-- RECORDS TO USE --
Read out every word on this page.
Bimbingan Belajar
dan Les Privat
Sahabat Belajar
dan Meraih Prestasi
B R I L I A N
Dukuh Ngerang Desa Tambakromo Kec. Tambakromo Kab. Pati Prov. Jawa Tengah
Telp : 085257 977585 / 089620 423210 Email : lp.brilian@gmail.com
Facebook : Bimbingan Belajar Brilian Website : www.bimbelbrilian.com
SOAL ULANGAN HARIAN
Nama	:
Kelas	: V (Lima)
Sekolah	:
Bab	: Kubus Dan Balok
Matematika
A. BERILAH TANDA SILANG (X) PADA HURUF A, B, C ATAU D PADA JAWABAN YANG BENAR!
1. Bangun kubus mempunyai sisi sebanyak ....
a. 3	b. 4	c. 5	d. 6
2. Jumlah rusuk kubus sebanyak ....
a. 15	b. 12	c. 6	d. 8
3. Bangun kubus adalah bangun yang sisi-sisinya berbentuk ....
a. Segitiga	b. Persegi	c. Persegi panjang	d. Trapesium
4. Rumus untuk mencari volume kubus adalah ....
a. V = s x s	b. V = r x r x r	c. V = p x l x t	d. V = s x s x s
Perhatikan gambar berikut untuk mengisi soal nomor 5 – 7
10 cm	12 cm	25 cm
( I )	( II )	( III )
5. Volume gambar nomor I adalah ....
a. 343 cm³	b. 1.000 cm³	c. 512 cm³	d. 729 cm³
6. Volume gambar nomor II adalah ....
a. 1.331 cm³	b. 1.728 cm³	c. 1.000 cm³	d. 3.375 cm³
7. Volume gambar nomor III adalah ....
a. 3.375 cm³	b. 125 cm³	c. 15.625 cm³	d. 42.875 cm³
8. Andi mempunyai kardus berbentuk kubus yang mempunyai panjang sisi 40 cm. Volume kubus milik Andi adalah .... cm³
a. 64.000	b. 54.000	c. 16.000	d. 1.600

-- PROBLEM TO SOLVE --
List every line above that holds the word "Bimbingan".

-- SOLUTION FOR THIS EXERCISE --
Bimbingan Belajar
Facebook : Bimbingan Belajar Brilian Website : www.bimbelbrilian.com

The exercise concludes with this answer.